Directions. Reproduce each line from the records that holds "title".
-- start Excerpted data --
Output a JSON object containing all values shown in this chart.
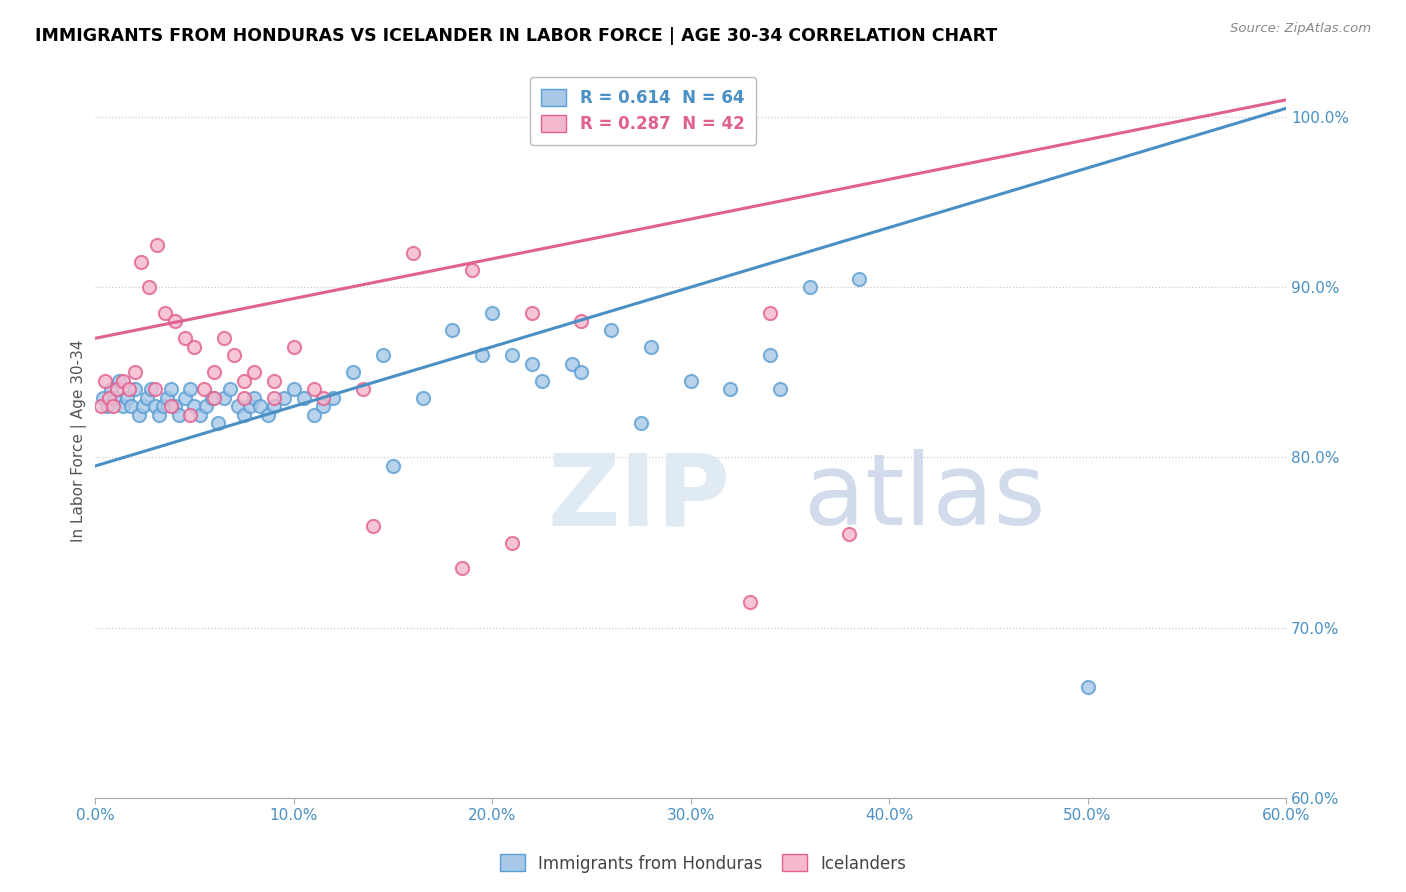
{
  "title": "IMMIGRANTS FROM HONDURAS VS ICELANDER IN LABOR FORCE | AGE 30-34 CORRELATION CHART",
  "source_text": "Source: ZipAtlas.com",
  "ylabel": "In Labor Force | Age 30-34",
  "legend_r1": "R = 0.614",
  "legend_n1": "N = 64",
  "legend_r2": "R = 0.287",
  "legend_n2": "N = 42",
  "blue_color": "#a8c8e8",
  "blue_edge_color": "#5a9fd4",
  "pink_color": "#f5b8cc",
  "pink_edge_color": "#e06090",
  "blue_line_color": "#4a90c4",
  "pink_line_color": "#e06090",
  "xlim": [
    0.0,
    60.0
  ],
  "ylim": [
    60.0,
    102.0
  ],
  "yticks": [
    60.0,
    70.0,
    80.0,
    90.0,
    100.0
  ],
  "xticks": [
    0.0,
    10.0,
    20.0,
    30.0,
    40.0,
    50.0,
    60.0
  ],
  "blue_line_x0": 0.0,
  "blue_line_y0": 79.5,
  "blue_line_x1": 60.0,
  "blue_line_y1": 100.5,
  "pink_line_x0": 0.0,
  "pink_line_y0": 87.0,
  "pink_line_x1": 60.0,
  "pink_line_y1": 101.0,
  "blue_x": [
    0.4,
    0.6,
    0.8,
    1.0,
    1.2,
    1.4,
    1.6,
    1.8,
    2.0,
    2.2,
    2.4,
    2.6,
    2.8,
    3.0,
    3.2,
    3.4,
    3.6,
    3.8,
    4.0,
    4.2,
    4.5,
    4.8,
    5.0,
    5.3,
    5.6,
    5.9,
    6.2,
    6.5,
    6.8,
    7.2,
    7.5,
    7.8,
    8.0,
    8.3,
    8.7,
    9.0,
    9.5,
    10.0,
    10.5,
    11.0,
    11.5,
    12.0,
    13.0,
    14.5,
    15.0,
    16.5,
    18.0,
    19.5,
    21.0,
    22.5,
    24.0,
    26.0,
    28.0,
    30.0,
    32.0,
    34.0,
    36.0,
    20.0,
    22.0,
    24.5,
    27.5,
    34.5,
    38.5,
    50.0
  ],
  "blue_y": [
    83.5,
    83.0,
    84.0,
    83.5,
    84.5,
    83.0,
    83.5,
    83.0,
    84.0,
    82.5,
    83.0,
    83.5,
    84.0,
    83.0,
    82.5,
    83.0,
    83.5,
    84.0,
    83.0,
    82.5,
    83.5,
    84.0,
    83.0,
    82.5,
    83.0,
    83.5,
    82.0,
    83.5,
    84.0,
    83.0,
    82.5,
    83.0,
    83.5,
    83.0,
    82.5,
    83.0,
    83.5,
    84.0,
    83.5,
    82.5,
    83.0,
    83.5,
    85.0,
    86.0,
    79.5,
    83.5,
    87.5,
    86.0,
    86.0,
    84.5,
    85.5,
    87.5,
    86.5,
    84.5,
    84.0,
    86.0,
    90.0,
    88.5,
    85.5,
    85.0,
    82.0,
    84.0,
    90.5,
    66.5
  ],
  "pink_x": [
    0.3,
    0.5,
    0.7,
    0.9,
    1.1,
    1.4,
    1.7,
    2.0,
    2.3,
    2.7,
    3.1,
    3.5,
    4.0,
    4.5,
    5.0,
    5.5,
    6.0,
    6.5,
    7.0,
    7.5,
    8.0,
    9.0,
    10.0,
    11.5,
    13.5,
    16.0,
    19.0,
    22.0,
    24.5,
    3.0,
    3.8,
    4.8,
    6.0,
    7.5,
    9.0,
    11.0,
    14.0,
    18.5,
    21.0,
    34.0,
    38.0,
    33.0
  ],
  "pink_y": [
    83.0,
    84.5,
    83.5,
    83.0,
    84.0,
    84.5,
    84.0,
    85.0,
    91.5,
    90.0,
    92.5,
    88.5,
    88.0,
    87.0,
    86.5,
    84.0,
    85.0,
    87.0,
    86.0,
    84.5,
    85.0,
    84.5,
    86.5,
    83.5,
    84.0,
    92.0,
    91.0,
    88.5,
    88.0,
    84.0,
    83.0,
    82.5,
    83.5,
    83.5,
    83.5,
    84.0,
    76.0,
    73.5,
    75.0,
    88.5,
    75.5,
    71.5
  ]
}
-- end Excerpted data --
-- start Excerpted data --
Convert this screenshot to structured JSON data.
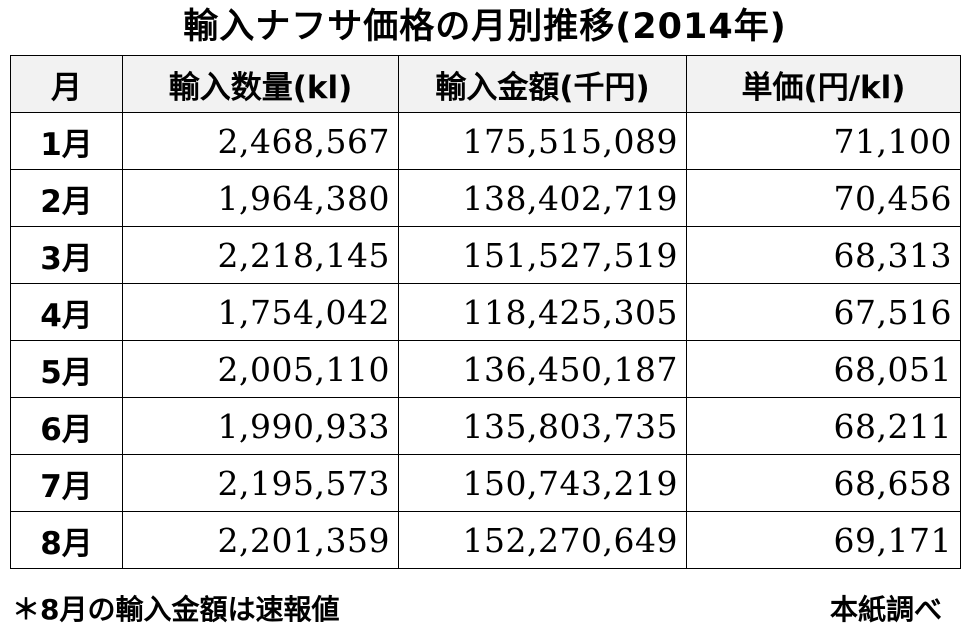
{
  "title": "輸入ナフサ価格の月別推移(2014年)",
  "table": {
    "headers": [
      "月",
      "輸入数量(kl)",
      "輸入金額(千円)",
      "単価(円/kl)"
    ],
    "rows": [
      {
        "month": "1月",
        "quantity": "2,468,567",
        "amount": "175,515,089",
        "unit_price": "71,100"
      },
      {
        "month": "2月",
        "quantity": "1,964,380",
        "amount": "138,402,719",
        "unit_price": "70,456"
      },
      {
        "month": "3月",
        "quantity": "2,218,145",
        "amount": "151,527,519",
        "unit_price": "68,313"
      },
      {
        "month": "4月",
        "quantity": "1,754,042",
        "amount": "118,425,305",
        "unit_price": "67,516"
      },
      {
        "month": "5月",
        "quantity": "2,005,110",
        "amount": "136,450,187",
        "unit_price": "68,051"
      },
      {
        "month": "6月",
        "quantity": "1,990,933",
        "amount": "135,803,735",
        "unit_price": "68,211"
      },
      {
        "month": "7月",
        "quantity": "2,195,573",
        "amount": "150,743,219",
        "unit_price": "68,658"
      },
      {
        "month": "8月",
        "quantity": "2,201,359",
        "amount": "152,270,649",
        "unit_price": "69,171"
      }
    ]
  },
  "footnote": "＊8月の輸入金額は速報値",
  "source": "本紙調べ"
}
-- end Excerpted data --
Exercise response.
  "title": "IMMIGRANTS FROM HONDURAS VS ICELANDER IN LABOR FORCE | AGE 30-34 CORRELATION CHART",
  "title": "輸入ナフサ価格の月別推移(2014年)",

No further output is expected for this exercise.